*** Input for this task

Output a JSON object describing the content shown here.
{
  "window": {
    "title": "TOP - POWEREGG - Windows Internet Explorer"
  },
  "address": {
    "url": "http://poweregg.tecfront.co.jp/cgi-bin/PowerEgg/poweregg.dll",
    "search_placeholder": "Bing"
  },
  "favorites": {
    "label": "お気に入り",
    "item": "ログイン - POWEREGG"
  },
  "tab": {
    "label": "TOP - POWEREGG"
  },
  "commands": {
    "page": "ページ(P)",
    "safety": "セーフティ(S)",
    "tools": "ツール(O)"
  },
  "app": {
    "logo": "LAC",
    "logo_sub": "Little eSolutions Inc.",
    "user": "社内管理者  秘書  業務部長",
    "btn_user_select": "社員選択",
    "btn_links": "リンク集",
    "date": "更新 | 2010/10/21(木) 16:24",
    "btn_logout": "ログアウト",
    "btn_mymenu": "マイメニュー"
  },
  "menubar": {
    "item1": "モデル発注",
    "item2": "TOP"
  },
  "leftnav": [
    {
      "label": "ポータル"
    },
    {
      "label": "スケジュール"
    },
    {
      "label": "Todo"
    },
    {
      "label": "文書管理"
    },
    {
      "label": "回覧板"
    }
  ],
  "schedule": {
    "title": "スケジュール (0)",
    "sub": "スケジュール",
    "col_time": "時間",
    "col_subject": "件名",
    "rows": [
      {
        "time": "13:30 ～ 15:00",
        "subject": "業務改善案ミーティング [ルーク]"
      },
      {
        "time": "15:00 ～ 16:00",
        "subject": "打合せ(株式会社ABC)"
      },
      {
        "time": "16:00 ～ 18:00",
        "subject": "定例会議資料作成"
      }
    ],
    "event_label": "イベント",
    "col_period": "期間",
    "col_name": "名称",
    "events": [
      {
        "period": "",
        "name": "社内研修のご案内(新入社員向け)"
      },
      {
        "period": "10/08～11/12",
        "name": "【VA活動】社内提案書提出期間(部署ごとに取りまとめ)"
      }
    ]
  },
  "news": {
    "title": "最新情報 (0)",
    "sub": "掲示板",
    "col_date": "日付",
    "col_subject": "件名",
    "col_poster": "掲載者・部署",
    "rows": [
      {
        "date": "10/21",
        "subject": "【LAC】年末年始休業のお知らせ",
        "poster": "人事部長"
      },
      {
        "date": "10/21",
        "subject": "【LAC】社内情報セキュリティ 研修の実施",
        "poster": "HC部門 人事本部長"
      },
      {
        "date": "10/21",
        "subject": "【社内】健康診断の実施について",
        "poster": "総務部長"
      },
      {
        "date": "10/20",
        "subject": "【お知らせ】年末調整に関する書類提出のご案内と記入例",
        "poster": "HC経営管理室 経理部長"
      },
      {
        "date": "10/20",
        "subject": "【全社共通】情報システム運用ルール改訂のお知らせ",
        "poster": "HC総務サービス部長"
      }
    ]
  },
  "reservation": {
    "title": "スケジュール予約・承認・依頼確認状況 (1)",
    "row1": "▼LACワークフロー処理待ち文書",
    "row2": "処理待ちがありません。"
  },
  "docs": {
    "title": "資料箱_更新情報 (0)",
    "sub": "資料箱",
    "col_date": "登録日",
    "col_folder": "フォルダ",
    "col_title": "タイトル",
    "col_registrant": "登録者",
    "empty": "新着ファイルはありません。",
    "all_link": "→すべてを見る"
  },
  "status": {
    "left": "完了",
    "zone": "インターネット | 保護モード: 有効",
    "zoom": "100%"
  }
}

******

## What needs to be done
Retype the records in full. Keep every line identical to the original.

## Solution to this task
Output a JSON object describing the content shown here.
{
  "window": {
    "title": "TOP - POWEREGG - Windows Internet Explorer"
  },
  "address": {
    "url": "http://poweregg.tecfront.co.jp/cgi-bin/PowerEgg/poweregg.dll",
    "search_placeholder": "Bing"
  },
  "favorites": {
    "label": "お気に入り",
    "item": "ログイン - POWEREGG"
  },
  "tab": {
    "label": "TOP - POWEREGG"
  },
  "commands": {
    "page": "ページ(P)",
    "safety": "セーフティ(S)",
    "tools": "ツール(O)"
  },
  "app": {
    "logo": "LAC",
    "logo_sub": "Little eSolutions Inc.",
    "user": "社内管理者  秘書  業務部長",
    "btn_user_select": "社員選択",
    "btn_links": "リンク集",
    "date": "更新 | 2010/10/21(木) 16:24",
    "btn_logout": "ログアウト",
    "btn_mymenu": "マイメニュー"
  },
  "menubar": {
    "item1": "モデル発注",
    "item2": "TOP"
  },
  "leftnav": [
    {
      "label": "ポータル"
    },
    {
      "label": "スケジュール"
    },
    {
      "label": "Todo"
    },
    {
      "label": "文書管理"
    },
    {
      "label": "回覧板"
    }
  ],
  "schedule": {
    "title": "スケジュール (0)",
    "sub": "スケジュール",
    "col_time": "時間",
    "col_subject": "件名",
    "rows": [
      {
        "time": "13:30 ～ 15:00",
        "subject": "業務改善案ミーティング [ルーク]"
      },
      {
        "time": "15:00 ～ 16:00",
        "subject": "打合せ(株式会社ABC)"
      },
      {
        "time": "16:00 ～ 18:00",
        "subject": "定例会議資料作成"
      }
    ],
    "event_label": "イベント",
    "col_period": "期間",
    "col_name": "名称",
    "events": [
      {
        "period": "",
        "name": "社内研修のご案内(新入社員向け)"
      },
      {
        "period": "10/08～11/12",
        "name": "【VA活動】社内提案書提出期間(部署ごとに取りまとめ)"
      }
    ]
  },
  "news": {
    "title": "最新情報 (0)",
    "sub": "掲示板",
    "col_date": "日付",
    "col_subject": "件名",
    "col_poster": "掲載者・部署",
    "rows": [
      {
        "date": "10/21",
        "subject": "【LAC】年末年始休業のお知らせ",
        "poster": "人事部長"
      },
      {
        "date": "10/21",
        "subject": "【LAC】社内情報セキュリティ 研修の実施",
        "poster": "HC部門 人事本部長"
      },
      {
        "date": "10/21",
        "subject": "【社内】健康診断の実施について",
        "poster": "総務部長"
      },
      {
        "date": "10/20",
        "subject": "【お知らせ】年末調整に関する書類提出のご案内と記入例",
        "poster": "HC経営管理室 経理部長"
      },
      {
        "date": "10/20",
        "subject": "【全社共通】情報システム運用ルール改訂のお知らせ",
        "poster": "HC総務サービス部長"
      }
    ]
  },
  "reservation": {
    "title": "スケジュール予約・承認・依頼確認状況 (1)",
    "row1": "▼LACワークフロー処理待ち文書",
    "row2": "処理待ちがありません。"
  },
  "docs": {
    "title": "資料箱_更新情報 (0)",
    "sub": "資料箱",
    "col_date": "登録日",
    "col_folder": "フォルダ",
    "col_title": "タイトル",
    "col_registrant": "登録者",
    "empty": "新着ファイルはありません。",
    "all_link": "→すべてを見る"
  },
  "status": {
    "left": "完了",
    "zone": "インターネット | 保護モード: 有効",
    "zoom": "100%"
  }
}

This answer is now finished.